** Start of Information shown **

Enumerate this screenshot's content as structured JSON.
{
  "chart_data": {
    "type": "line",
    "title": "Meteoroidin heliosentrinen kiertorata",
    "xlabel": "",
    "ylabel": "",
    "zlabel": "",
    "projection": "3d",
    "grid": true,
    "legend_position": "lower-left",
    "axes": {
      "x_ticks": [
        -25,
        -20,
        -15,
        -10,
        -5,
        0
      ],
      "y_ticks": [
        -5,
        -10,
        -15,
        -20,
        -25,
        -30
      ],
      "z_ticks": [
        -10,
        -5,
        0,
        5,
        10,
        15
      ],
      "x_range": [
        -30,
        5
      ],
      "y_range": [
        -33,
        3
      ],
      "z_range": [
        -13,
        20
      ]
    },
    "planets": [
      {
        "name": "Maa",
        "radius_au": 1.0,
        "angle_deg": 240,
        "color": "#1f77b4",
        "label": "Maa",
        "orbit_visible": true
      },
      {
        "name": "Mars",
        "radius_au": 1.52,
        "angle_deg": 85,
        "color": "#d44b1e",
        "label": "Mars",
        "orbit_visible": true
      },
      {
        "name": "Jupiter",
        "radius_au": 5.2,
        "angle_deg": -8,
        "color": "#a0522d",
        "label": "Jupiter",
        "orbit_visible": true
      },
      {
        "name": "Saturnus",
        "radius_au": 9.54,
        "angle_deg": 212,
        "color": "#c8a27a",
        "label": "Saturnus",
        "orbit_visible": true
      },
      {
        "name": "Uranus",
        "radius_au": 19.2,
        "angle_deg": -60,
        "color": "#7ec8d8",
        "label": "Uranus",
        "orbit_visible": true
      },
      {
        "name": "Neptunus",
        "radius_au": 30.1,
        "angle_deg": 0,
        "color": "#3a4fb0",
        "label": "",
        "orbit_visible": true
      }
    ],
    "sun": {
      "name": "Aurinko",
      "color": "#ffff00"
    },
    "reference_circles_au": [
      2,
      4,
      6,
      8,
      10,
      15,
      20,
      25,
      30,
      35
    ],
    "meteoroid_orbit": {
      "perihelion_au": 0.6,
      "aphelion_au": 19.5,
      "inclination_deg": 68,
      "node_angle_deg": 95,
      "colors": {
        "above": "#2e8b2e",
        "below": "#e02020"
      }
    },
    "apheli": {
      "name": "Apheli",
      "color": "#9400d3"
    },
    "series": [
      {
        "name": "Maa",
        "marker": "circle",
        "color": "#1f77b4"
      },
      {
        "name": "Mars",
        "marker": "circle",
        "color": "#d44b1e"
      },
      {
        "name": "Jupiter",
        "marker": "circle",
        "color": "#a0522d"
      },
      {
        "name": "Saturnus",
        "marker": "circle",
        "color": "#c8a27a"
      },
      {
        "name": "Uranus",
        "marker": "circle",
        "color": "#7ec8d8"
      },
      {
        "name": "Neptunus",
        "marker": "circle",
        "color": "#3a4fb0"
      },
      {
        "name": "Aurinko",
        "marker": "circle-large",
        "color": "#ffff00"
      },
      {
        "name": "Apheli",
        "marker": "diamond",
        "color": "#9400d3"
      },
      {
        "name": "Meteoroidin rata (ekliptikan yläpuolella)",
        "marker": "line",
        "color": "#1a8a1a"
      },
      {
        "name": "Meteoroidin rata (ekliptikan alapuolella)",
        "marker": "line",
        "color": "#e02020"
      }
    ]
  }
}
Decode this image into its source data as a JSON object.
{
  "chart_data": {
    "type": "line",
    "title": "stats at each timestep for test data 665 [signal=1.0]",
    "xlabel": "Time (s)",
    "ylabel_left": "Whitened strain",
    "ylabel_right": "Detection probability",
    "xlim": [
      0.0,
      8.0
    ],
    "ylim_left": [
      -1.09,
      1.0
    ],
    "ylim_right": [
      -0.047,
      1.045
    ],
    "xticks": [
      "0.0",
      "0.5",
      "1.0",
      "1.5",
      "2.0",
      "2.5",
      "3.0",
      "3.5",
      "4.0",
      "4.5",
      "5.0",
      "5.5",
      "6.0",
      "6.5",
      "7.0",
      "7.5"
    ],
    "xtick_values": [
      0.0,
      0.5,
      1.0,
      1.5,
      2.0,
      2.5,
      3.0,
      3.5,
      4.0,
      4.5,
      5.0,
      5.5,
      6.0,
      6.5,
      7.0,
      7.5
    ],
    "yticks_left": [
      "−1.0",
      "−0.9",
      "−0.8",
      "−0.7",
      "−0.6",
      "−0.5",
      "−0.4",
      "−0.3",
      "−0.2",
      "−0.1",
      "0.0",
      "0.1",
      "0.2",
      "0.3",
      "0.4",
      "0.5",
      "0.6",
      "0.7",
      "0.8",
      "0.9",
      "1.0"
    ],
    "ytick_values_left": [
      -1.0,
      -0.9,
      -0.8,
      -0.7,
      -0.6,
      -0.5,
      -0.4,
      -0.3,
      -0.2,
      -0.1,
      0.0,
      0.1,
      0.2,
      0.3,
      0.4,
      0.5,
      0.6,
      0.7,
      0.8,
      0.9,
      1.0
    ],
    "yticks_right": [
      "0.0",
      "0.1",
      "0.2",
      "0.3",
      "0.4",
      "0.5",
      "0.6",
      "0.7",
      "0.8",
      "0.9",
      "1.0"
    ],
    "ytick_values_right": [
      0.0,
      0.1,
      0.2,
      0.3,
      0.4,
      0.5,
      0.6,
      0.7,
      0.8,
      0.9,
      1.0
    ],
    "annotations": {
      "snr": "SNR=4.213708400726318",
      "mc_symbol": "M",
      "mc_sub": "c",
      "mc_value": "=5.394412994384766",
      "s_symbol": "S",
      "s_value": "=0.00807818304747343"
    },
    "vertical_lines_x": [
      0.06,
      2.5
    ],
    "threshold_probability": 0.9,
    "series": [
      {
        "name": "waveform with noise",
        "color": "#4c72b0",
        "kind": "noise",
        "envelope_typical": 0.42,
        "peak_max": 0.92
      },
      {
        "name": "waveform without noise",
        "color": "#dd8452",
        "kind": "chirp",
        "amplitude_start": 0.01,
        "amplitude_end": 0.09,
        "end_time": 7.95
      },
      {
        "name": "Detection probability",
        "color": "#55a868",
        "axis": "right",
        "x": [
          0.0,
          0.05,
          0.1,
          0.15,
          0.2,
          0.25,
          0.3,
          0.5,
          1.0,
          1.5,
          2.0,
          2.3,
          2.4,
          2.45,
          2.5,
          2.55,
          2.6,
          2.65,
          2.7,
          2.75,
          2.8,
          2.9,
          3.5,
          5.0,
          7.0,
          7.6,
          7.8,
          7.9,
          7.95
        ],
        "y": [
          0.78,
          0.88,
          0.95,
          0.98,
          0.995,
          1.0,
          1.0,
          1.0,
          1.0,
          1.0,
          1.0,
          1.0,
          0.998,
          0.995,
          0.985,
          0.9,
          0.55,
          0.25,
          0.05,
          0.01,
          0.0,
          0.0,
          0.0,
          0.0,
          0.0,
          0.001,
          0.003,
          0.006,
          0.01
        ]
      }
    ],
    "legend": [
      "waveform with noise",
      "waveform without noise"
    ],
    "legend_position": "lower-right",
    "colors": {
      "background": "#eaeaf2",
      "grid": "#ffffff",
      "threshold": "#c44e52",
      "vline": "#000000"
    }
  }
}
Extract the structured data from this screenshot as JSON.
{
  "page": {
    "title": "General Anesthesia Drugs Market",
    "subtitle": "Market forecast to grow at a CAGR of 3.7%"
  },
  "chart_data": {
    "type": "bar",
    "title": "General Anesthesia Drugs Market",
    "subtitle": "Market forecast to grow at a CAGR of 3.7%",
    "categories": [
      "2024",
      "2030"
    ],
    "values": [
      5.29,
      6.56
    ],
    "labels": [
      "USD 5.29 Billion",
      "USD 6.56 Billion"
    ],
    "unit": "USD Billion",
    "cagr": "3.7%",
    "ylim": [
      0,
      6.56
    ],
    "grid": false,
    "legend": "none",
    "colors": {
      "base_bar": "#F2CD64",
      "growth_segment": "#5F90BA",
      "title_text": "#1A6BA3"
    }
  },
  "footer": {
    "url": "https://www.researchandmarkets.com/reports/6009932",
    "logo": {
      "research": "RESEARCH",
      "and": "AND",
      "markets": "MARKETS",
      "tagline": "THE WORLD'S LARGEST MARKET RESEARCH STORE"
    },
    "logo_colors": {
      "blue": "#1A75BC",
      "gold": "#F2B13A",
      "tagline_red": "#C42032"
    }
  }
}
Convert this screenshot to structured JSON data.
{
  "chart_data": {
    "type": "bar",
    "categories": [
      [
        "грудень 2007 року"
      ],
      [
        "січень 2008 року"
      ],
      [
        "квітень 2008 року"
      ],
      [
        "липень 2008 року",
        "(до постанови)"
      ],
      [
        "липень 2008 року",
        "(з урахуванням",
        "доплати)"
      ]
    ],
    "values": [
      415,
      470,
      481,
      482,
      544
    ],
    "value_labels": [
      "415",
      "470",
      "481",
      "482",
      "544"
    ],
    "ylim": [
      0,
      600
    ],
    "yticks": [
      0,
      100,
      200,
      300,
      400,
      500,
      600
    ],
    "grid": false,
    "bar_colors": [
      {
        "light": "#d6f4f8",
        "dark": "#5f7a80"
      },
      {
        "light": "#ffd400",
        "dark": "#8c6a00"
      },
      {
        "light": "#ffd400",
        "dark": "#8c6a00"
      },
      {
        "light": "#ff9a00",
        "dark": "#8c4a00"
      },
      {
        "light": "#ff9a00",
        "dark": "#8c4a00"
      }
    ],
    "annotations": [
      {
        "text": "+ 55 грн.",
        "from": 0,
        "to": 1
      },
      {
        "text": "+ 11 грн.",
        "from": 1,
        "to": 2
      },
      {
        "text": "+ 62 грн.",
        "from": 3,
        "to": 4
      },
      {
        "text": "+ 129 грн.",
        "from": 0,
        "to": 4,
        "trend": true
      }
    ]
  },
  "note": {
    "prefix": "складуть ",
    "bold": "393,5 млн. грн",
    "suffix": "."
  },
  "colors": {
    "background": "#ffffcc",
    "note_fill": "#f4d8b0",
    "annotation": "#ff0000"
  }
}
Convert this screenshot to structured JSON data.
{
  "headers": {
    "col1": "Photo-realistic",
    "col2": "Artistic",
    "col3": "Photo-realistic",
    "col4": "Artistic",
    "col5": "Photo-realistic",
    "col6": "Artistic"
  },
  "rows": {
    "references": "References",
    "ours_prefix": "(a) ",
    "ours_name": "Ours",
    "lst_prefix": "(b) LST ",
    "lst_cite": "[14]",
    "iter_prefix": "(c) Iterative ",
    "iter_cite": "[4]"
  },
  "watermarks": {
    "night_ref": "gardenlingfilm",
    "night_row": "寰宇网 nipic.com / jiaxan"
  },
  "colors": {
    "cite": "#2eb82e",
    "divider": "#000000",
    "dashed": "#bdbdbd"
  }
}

** End of Information shown **

# Given exercise:
Pull out all lines containing "realistic".

# Correct result:
    "col1": "Photo-realistic",
    "col3": "Photo-realistic",
    "col5": "Photo-realistic",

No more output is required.